Problem requirements:
Copy all lines in which the word "ΔABC" can be found.

Data excerpts:

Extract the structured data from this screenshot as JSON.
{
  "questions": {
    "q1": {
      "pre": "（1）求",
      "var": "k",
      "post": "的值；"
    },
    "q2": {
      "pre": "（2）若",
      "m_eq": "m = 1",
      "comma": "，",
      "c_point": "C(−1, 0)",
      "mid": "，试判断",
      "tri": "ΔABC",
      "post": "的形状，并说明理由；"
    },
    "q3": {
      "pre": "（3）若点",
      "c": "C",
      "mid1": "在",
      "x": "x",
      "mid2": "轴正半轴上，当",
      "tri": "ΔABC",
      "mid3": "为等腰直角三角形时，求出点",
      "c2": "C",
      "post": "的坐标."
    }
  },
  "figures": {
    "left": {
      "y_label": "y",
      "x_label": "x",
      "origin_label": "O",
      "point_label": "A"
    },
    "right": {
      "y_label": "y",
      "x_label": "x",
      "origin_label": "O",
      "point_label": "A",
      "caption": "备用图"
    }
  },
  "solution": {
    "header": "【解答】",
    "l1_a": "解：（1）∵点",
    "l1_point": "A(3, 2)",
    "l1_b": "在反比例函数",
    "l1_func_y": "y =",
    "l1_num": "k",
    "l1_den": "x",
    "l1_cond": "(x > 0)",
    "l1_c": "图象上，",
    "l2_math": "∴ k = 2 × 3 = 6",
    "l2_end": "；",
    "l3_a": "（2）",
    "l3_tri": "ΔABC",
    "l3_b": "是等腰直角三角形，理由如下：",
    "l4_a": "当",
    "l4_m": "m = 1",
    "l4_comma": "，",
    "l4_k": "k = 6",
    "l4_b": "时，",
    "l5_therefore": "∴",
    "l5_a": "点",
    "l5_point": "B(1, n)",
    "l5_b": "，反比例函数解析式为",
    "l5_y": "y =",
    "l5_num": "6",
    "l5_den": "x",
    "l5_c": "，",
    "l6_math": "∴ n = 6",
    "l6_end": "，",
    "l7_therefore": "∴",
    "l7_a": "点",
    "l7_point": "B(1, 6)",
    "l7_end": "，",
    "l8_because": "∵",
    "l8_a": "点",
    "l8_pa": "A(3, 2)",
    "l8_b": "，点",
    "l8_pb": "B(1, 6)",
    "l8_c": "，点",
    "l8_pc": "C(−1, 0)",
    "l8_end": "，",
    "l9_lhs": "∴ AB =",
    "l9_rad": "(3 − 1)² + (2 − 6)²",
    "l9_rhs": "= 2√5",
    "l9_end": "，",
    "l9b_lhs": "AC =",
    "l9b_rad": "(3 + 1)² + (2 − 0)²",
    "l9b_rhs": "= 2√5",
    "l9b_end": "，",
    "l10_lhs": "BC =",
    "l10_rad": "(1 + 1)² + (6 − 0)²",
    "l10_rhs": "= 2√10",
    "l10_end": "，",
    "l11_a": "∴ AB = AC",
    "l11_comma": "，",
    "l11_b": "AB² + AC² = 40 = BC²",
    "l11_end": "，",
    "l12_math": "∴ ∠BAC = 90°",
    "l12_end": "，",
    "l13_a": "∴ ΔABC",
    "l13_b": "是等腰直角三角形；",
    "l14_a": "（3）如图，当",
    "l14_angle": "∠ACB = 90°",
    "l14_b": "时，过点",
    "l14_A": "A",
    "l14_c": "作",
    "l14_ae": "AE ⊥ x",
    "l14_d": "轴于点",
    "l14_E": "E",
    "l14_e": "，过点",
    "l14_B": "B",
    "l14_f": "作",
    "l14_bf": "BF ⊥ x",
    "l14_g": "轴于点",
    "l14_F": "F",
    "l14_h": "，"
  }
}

Output below:
      "tri": "ΔABC",
      "tri": "ΔABC",
    "l3_tri": "ΔABC",
    "l13_a": "∴ ΔABC",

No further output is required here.